*DIRECTIONS*: Output every line of the records below unchanged, character for character.

*THE RECORDS*:
[Begin]

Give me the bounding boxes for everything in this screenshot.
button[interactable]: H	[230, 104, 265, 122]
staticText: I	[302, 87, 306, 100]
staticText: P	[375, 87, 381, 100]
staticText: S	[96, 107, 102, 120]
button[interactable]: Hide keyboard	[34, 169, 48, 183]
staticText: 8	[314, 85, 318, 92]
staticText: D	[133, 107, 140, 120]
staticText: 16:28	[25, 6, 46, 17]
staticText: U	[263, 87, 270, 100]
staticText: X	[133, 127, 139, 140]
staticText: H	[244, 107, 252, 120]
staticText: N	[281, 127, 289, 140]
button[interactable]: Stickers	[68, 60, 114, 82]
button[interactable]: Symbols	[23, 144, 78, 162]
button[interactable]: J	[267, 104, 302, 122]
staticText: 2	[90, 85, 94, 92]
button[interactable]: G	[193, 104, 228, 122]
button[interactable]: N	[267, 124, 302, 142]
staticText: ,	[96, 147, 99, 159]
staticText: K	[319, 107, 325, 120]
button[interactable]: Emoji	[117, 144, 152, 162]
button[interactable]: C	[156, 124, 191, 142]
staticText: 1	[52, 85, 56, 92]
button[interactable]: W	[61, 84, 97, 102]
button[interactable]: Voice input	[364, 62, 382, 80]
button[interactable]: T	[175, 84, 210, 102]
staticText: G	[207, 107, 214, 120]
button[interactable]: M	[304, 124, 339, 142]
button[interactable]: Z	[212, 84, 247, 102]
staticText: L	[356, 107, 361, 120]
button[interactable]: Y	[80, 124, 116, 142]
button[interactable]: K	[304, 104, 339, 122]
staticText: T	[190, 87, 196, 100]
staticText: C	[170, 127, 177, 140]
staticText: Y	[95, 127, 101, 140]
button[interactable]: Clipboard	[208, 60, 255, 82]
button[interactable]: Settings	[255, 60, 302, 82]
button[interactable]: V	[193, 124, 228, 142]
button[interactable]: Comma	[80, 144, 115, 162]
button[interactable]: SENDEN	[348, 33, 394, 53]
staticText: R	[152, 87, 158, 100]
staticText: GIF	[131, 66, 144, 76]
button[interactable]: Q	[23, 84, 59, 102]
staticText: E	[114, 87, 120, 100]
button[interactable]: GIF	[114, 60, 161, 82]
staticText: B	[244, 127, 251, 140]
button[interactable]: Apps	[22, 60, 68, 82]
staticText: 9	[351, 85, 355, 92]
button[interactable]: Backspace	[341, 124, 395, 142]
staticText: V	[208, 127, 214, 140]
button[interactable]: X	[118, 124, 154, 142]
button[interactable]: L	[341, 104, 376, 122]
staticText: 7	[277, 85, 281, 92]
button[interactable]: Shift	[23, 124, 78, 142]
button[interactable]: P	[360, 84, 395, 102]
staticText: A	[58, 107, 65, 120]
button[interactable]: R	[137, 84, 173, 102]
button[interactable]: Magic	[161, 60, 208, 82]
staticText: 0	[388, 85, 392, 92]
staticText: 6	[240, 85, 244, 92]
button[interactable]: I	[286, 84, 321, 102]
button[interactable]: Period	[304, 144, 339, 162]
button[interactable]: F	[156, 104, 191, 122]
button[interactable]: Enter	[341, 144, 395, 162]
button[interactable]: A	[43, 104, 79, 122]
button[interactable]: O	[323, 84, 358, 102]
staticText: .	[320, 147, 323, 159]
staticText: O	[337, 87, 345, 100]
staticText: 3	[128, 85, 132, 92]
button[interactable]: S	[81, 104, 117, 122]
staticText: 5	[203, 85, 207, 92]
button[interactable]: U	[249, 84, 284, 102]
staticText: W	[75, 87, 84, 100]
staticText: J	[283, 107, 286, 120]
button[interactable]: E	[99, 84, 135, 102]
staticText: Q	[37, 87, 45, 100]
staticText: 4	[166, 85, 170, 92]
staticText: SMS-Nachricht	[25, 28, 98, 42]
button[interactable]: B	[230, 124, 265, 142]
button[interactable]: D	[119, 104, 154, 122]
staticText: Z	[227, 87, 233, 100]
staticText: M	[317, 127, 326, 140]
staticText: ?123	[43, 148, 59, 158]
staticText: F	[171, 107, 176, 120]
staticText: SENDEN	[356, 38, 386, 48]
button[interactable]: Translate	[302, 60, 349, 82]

[End]

*OUTPUT OF THE TASK*:
Give me the bounding boxes for everything in this screenshot.
button[interactable]: H	[230, 104, 265, 122]
staticText: I	[302, 87, 306, 100]
staticText: P	[375, 87, 381, 100]
staticText: S	[96, 107, 102, 120]
button[interactable]: Hide keyboard	[34, 169, 48, 183]
staticText: 8	[314, 85, 318, 92]
staticText: D	[133, 107, 140, 120]
staticText: 16:28	[25, 6, 46, 17]
staticText: U	[263, 87, 270, 100]
staticText: X	[133, 127, 139, 140]
staticText: H	[244, 107, 252, 120]
staticText: N	[281, 127, 289, 140]
button[interactable]: Stickers	[68, 60, 114, 82]
button[interactable]: Symbols	[23, 144, 78, 162]
button[interactable]: J	[267, 104, 302, 122]
staticText: 2	[90, 85, 94, 92]
button[interactable]: G	[193, 104, 228, 122]
button[interactable]: N	[267, 124, 302, 142]
staticText: ,	[96, 147, 99, 159]
staticText: K	[319, 107, 325, 120]
button[interactable]: Emoji	[117, 144, 152, 162]
button[interactable]: C	[156, 124, 191, 142]
staticText: 1	[52, 85, 56, 92]
button[interactable]: W	[61, 84, 97, 102]
button[interactable]: Voice input	[364, 62, 382, 80]
button[interactable]: T	[175, 84, 210, 102]
staticText: G	[207, 107, 214, 120]
button[interactable]: M	[304, 124, 339, 142]
button[interactable]: Z	[212, 84, 247, 102]
staticText: L	[356, 107, 361, 120]
button[interactable]: Y	[80, 124, 116, 142]
button[interactable]: K	[304, 104, 339, 122]
staticText: T	[190, 87, 196, 100]
staticText: C	[170, 127, 177, 140]
staticText: Y	[95, 127, 101, 140]
button[interactable]: Clipboard	[208, 60, 255, 82]
button[interactable]: Settings	[255, 60, 302, 82]
button[interactable]: V	[193, 124, 228, 142]
button[interactable]: Comma	[80, 144, 115, 162]
button[interactable]: SENDEN	[348, 33, 394, 53]
staticText: R	[152, 87, 158, 100]
staticText: GIF	[131, 66, 144, 76]
button[interactable]: Q	[23, 84, 59, 102]
staticText: E	[114, 87, 120, 100]
button[interactable]: GIF	[114, 60, 161, 82]
staticText: B	[244, 127, 251, 140]
button[interactable]: Apps	[22, 60, 68, 82]
staticText: 9	[351, 85, 355, 92]
button[interactable]: Backspace	[341, 124, 395, 142]
staticText: V	[208, 127, 214, 140]
button[interactable]: X	[118, 124, 154, 142]
button[interactable]: L	[341, 104, 376, 122]
staticText: 7	[277, 85, 281, 92]
button[interactable]: Shift	[23, 124, 78, 142]
button[interactable]: P	[360, 84, 395, 102]
staticText: A	[58, 107, 65, 120]
button[interactable]: R	[137, 84, 173, 102]
button[interactable]: Magic	[161, 60, 208, 82]
staticText: 0	[388, 85, 392, 92]
staticText: 6	[240, 85, 244, 92]
button[interactable]: I	[286, 84, 321, 102]
button[interactable]: Period	[304, 144, 339, 162]
button[interactable]: F	[156, 104, 191, 122]
button[interactable]: Enter	[341, 144, 395, 162]
button[interactable]: A	[43, 104, 79, 122]
button[interactable]: O	[323, 84, 358, 102]
staticText: .	[320, 147, 323, 159]
staticText: O	[337, 87, 345, 100]
staticText: 3	[128, 85, 132, 92]
button[interactable]: S	[81, 104, 117, 122]
staticText: 5	[203, 85, 207, 92]
button[interactable]: U	[249, 84, 284, 102]
staticText: W	[75, 87, 84, 100]
staticText: J	[283, 107, 286, 120]
button[interactable]: E	[99, 84, 135, 102]
staticText: Q	[37, 87, 45, 100]
staticText: 4	[166, 85, 170, 92]
staticText: SMS-Nachricht	[25, 28, 98, 42]
button[interactable]: B	[230, 124, 265, 142]
button[interactable]: D	[119, 104, 154, 122]
staticText: Z	[227, 87, 233, 100]
staticText: M	[317, 127, 326, 140]
staticText: ?123	[43, 148, 59, 158]
staticText: F	[171, 107, 176, 120]
staticText: SENDEN	[356, 38, 386, 48]
button[interactable]: Translate	[302, 60, 349, 82]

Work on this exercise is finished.